[Stored items from a collection]
## begin

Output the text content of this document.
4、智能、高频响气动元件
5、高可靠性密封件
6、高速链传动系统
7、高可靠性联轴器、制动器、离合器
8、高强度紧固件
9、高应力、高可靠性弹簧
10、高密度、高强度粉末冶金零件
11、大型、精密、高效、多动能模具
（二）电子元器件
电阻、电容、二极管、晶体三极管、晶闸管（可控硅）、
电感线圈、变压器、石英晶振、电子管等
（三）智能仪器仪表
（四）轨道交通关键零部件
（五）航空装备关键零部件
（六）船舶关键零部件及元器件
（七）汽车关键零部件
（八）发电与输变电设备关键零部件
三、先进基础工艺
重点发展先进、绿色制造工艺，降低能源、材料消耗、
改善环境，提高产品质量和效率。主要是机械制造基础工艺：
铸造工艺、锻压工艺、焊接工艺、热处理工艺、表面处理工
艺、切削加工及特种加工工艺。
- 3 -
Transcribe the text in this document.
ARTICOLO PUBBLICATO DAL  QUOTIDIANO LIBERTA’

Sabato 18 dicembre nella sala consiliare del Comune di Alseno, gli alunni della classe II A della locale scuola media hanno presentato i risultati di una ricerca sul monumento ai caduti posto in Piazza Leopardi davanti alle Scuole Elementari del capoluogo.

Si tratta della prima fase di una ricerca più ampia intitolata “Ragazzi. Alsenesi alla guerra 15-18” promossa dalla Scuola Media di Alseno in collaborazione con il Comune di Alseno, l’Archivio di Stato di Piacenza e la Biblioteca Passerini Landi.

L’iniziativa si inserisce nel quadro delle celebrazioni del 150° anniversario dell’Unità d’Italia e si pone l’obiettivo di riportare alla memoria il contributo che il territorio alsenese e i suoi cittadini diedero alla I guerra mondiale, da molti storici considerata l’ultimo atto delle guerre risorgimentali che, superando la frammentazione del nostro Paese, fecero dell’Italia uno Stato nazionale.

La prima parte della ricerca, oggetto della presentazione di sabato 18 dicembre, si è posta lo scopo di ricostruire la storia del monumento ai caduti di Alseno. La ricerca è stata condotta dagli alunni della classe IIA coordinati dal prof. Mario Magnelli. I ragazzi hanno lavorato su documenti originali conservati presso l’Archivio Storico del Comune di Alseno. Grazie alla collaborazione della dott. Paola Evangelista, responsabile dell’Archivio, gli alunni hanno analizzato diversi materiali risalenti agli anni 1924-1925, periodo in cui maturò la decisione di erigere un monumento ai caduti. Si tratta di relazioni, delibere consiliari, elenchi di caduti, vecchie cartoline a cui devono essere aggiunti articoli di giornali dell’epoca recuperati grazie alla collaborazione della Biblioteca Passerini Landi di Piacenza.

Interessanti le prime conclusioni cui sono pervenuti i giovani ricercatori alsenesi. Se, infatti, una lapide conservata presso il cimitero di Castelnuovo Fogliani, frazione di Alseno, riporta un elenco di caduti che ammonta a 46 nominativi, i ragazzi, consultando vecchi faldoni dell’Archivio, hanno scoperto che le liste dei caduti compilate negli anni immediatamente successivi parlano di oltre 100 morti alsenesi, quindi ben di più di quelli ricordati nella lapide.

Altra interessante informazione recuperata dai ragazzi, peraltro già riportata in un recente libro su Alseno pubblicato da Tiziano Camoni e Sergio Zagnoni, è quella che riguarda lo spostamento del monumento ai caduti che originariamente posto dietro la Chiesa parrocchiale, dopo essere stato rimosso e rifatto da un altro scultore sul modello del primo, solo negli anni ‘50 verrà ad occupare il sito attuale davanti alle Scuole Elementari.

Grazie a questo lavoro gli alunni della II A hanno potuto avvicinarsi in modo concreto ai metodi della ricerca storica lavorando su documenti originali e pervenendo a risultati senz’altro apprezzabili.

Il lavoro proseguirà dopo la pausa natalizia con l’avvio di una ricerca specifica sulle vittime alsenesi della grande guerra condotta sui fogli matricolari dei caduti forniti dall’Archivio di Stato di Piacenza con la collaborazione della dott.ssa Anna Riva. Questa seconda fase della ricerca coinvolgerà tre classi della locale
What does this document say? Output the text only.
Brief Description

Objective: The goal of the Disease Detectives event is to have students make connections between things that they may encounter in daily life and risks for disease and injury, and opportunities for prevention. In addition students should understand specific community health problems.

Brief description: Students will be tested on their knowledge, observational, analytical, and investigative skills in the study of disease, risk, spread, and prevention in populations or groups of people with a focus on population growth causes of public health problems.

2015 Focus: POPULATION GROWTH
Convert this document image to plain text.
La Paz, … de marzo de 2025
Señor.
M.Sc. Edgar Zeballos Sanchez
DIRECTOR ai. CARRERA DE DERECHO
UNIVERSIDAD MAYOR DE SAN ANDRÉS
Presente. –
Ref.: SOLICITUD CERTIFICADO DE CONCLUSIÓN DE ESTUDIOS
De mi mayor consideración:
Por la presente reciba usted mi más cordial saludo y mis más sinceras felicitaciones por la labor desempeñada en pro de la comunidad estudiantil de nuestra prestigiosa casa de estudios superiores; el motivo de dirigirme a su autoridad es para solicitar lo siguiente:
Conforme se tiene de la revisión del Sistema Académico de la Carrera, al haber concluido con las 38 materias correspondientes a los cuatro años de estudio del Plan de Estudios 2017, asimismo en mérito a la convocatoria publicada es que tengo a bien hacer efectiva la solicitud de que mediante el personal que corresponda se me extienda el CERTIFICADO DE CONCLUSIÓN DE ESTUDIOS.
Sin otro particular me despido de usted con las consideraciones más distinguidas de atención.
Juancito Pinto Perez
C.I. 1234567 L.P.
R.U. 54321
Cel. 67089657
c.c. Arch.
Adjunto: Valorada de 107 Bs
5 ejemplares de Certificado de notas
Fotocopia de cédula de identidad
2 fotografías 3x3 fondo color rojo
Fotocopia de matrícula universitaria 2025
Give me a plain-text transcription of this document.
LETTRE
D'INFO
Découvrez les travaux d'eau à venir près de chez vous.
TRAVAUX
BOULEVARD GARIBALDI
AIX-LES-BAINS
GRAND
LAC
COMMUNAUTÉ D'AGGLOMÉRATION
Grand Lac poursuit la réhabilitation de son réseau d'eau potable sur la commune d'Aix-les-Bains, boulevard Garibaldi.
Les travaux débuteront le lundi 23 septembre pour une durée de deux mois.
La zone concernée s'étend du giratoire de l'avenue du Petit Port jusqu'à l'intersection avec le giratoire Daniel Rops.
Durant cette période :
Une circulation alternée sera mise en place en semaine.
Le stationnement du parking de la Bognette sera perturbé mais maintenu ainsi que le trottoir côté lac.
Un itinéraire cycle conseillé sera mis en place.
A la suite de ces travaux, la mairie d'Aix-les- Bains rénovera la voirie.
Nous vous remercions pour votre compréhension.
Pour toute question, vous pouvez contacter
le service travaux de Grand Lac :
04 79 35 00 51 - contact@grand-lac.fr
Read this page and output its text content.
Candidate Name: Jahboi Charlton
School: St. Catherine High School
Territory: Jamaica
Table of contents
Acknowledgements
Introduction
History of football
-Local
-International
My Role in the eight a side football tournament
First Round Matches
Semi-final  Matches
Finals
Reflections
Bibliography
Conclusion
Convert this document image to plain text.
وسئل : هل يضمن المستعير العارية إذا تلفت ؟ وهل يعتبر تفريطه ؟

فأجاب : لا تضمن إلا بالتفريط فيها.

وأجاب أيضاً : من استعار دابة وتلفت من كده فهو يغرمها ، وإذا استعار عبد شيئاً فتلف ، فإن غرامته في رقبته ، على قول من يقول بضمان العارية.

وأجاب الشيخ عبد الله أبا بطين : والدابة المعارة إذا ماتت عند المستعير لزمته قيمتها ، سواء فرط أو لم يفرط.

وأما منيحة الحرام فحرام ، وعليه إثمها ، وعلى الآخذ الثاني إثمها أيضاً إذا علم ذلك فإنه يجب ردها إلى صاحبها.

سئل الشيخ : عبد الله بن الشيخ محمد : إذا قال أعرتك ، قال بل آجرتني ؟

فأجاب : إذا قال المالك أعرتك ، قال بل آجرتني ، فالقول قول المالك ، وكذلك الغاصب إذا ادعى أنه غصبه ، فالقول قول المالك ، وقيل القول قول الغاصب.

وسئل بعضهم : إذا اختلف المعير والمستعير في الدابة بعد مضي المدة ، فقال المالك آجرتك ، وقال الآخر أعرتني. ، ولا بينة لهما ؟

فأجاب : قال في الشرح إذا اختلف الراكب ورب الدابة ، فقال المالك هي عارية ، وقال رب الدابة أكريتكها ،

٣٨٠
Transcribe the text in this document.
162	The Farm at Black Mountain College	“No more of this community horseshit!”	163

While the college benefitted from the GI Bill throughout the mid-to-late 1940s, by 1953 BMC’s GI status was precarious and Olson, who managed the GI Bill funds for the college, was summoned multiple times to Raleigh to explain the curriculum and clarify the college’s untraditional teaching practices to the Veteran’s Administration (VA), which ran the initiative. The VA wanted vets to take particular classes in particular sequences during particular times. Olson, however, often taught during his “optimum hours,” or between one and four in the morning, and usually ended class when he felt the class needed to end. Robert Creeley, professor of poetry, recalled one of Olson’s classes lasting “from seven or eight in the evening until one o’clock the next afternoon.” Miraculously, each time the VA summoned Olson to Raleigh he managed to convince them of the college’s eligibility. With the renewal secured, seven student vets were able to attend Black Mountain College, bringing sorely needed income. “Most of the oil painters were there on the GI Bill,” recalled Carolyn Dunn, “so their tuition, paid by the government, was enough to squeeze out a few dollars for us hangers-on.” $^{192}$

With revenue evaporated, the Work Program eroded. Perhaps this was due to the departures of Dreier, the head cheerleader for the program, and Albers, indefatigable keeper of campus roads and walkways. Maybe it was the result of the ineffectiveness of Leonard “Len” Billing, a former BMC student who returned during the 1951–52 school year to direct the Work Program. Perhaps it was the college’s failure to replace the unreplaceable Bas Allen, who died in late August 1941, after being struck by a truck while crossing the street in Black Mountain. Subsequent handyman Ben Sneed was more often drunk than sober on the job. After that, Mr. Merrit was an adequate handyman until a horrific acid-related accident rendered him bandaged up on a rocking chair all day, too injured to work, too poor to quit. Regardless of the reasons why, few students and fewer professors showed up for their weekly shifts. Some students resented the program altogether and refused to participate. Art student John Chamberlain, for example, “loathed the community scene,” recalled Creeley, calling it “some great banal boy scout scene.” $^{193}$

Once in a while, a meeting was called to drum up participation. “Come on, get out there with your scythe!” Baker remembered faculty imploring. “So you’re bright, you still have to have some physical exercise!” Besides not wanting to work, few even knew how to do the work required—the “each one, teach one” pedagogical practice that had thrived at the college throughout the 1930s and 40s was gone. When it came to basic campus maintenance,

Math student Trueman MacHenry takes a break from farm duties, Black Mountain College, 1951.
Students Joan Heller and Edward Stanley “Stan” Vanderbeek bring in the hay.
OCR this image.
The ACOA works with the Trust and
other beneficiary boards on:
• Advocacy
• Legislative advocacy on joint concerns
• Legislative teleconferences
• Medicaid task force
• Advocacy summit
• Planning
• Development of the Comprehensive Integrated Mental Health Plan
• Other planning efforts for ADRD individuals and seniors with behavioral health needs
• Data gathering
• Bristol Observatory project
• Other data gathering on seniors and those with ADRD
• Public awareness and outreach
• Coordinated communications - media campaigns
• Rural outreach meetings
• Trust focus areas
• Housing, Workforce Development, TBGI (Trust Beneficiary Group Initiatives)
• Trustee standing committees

## end

• What to work on:
Pick out and copy the lines of the material that include the word "Scuole".

• The answer:
Sabato 18 dicembre nella sala consiliare del Comune di Alseno, gli alunni della classe II A della locale scuola media hanno presentato i risultati di una ricerca sul monumento ai caduti posto in Piazza Leopardi davanti alle Scuole Elementari del capoluogo.
Altra interessante informazione recuperata dai ragazzi, peraltro già riportata in un recente libro su Alseno pubblicato da Tiziano Camoni e Sergio Zagnoni, è quella che riguarda lo spostamento del monumento ai caduti che originariamente posto dietro la Chiesa parrocchiale, dopo essere stato rimosso e rifatto da un altro scultore sul modello del primo, solo negli anni ‘50 verrà ad occupare il sito attuale davanti alle Scuole Elementari.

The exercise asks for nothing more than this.